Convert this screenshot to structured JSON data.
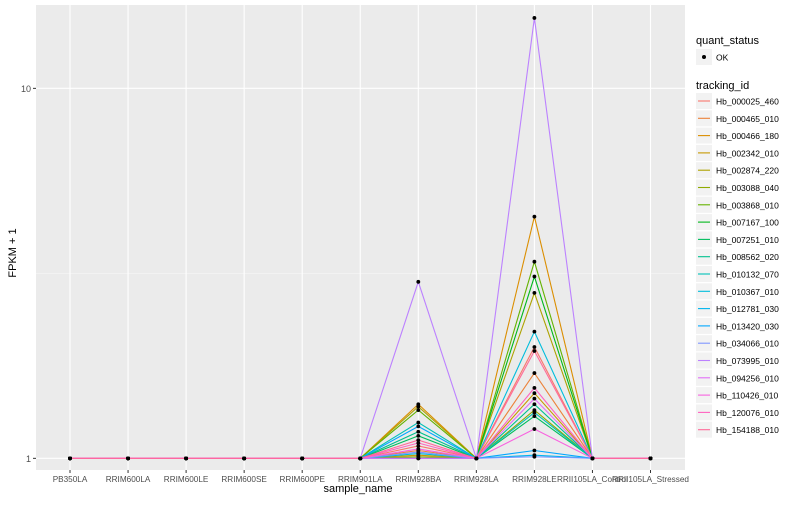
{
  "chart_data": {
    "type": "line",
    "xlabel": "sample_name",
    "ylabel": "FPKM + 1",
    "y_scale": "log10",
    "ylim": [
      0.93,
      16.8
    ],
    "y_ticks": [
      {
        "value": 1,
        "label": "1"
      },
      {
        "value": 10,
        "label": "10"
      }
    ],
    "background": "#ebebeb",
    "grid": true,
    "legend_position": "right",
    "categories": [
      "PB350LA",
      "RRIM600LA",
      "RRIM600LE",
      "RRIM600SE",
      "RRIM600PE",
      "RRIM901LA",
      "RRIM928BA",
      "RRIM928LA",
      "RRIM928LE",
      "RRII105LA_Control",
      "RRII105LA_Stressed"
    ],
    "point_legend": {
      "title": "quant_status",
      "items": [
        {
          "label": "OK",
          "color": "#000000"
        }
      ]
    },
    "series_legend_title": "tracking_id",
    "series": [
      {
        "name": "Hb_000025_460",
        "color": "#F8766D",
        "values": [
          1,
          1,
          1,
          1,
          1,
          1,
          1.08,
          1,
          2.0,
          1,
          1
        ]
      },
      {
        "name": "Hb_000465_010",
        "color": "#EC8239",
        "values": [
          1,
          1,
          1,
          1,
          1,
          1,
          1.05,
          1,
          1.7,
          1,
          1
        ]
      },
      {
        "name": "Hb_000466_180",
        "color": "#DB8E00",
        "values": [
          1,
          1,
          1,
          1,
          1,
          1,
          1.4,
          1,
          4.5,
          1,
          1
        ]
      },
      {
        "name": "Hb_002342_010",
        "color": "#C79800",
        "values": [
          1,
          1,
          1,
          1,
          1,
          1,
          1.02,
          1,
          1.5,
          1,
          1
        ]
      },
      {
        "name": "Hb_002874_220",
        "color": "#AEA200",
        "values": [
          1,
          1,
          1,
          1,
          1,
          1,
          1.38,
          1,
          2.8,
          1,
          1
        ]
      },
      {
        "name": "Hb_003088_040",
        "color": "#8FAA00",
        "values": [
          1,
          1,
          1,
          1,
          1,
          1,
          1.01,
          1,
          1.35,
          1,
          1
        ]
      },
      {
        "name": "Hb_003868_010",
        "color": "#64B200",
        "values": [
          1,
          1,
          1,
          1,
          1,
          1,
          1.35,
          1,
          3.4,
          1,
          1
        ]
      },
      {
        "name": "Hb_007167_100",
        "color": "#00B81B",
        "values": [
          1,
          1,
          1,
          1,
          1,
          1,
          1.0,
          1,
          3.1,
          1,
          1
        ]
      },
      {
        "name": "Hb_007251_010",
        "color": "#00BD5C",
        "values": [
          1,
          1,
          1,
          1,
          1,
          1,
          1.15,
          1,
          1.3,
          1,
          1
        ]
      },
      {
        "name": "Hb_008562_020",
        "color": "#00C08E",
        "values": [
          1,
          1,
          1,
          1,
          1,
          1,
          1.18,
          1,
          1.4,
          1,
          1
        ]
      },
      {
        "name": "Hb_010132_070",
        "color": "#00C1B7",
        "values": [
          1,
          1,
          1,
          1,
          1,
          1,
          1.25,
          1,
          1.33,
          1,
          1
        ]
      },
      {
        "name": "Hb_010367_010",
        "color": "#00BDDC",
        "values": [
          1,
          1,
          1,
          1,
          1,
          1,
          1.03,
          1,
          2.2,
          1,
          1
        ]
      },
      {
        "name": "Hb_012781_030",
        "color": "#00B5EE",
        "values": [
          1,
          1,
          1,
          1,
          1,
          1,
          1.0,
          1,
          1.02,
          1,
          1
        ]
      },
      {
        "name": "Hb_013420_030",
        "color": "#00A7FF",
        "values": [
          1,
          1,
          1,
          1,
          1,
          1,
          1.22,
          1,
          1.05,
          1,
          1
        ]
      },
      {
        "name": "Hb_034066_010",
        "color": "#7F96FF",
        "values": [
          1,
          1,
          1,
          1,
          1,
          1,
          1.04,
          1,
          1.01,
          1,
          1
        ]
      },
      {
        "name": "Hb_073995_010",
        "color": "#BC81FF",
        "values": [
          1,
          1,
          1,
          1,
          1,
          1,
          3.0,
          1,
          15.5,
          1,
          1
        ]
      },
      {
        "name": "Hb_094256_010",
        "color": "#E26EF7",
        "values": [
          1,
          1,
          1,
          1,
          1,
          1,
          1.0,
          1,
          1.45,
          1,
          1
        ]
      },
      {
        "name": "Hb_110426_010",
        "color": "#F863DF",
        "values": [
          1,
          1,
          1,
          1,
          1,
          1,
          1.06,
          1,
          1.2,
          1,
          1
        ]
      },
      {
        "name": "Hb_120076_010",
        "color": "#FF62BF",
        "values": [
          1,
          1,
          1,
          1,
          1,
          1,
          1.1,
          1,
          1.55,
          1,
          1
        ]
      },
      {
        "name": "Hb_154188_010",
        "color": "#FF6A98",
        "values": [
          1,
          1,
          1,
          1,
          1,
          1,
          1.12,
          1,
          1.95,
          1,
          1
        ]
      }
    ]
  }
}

*-*-*

> [What you will do] Take the records above and transcribe them exactly, dropping every picture.

> [Response to this task]
Convert this screenshot to structured JSON data.
{
  "chart_data": {
    "type": "line",
    "xlabel": "sample_name",
    "ylabel": "FPKM + 1",
    "y_scale": "log10",
    "ylim": [
      0.93,
      16.8
    ],
    "y_ticks": [
      {
        "value": 1,
        "label": "1"
      },
      {
        "value": 10,
        "label": "10"
      }
    ],
    "background": "#ebebeb",
    "grid": true,
    "legend_position": "right",
    "categories": [
      "PB350LA",
      "RRIM600LA",
      "RRIM600LE",
      "RRIM600SE",
      "RRIM600PE",
      "RRIM901LA",
      "RRIM928BA",
      "RRIM928LA",
      "RRIM928LE",
      "RRII105LA_Control",
      "RRII105LA_Stressed"
    ],
    "point_legend": {
      "title": "quant_status",
      "items": [
        {
          "label": "OK",
          "color": "#000000"
        }
      ]
    },
    "series_legend_title": "tracking_id",
    "series": [
      {
        "name": "Hb_000025_460",
        "color": "#F8766D",
        "values": [
          1,
          1,
          1,
          1,
          1,
          1,
          1.08,
          1,
          2.0,
          1,
          1
        ]
      },
      {
        "name": "Hb_000465_010",
        "color": "#EC8239",
        "values": [
          1,
          1,
          1,
          1,
          1,
          1,
          1.05,
          1,
          1.7,
          1,
          1
        ]
      },
      {
        "name": "Hb_000466_180",
        "color": "#DB8E00",
        "values": [
          1,
          1,
          1,
          1,
          1,
          1,
          1.4,
          1,
          4.5,
          1,
          1
        ]
      },
      {
        "name": "Hb_002342_010",
        "color": "#C79800",
        "values": [
          1,
          1,
          1,
          1,
          1,
          1,
          1.02,
          1,
          1.5,
          1,
          1
        ]
      },
      {
        "name": "Hb_002874_220",
        "color": "#AEA200",
        "values": [
          1,
          1,
          1,
          1,
          1,
          1,
          1.38,
          1,
          2.8,
          1,
          1
        ]
      },
      {
        "name": "Hb_003088_040",
        "color": "#8FAA00",
        "values": [
          1,
          1,
          1,
          1,
          1,
          1,
          1.01,
          1,
          1.35,
          1,
          1
        ]
      },
      {
        "name": "Hb_003868_010",
        "color": "#64B200",
        "values": [
          1,
          1,
          1,
          1,
          1,
          1,
          1.35,
          1,
          3.4,
          1,
          1
        ]
      },
      {
        "name": "Hb_007167_100",
        "color": "#00B81B",
        "values": [
          1,
          1,
          1,
          1,
          1,
          1,
          1.0,
          1,
          3.1,
          1,
          1
        ]
      },
      {
        "name": "Hb_007251_010",
        "color": "#00BD5C",
        "values": [
          1,
          1,
          1,
          1,
          1,
          1,
          1.15,
          1,
          1.3,
          1,
          1
        ]
      },
      {
        "name": "Hb_008562_020",
        "color": "#00C08E",
        "values": [
          1,
          1,
          1,
          1,
          1,
          1,
          1.18,
          1,
          1.4,
          1,
          1
        ]
      },
      {
        "name": "Hb_010132_070",
        "color": "#00C1B7",
        "values": [
          1,
          1,
          1,
          1,
          1,
          1,
          1.25,
          1,
          1.33,
          1,
          1
        ]
      },
      {
        "name": "Hb_010367_010",
        "color": "#00BDDC",
        "values": [
          1,
          1,
          1,
          1,
          1,
          1,
          1.03,
          1,
          2.2,
          1,
          1
        ]
      },
      {
        "name": "Hb_012781_030",
        "color": "#00B5EE",
        "values": [
          1,
          1,
          1,
          1,
          1,
          1,
          1.0,
          1,
          1.02,
          1,
          1
        ]
      },
      {
        "name": "Hb_013420_030",
        "color": "#00A7FF",
        "values": [
          1,
          1,
          1,
          1,
          1,
          1,
          1.22,
          1,
          1.05,
          1,
          1
        ]
      },
      {
        "name": "Hb_034066_010",
        "color": "#7F96FF",
        "values": [
          1,
          1,
          1,
          1,
          1,
          1,
          1.04,
          1,
          1.01,
          1,
          1
        ]
      },
      {
        "name": "Hb_073995_010",
        "color": "#BC81FF",
        "values": [
          1,
          1,
          1,
          1,
          1,
          1,
          3.0,
          1,
          15.5,
          1,
          1
        ]
      },
      {
        "name": "Hb_094256_010",
        "color": "#E26EF7",
        "values": [
          1,
          1,
          1,
          1,
          1,
          1,
          1.0,
          1,
          1.45,
          1,
          1
        ]
      },
      {
        "name": "Hb_110426_010",
        "color": "#F863DF",
        "values": [
          1,
          1,
          1,
          1,
          1,
          1,
          1.06,
          1,
          1.2,
          1,
          1
        ]
      },
      {
        "name": "Hb_120076_010",
        "color": "#FF62BF",
        "values": [
          1,
          1,
          1,
          1,
          1,
          1,
          1.1,
          1,
          1.55,
          1,
          1
        ]
      },
      {
        "name": "Hb_154188_010",
        "color": "#FF6A98",
        "values": [
          1,
          1,
          1,
          1,
          1,
          1,
          1.12,
          1,
          1.95,
          1,
          1
        ]
      }
    ]
  }
}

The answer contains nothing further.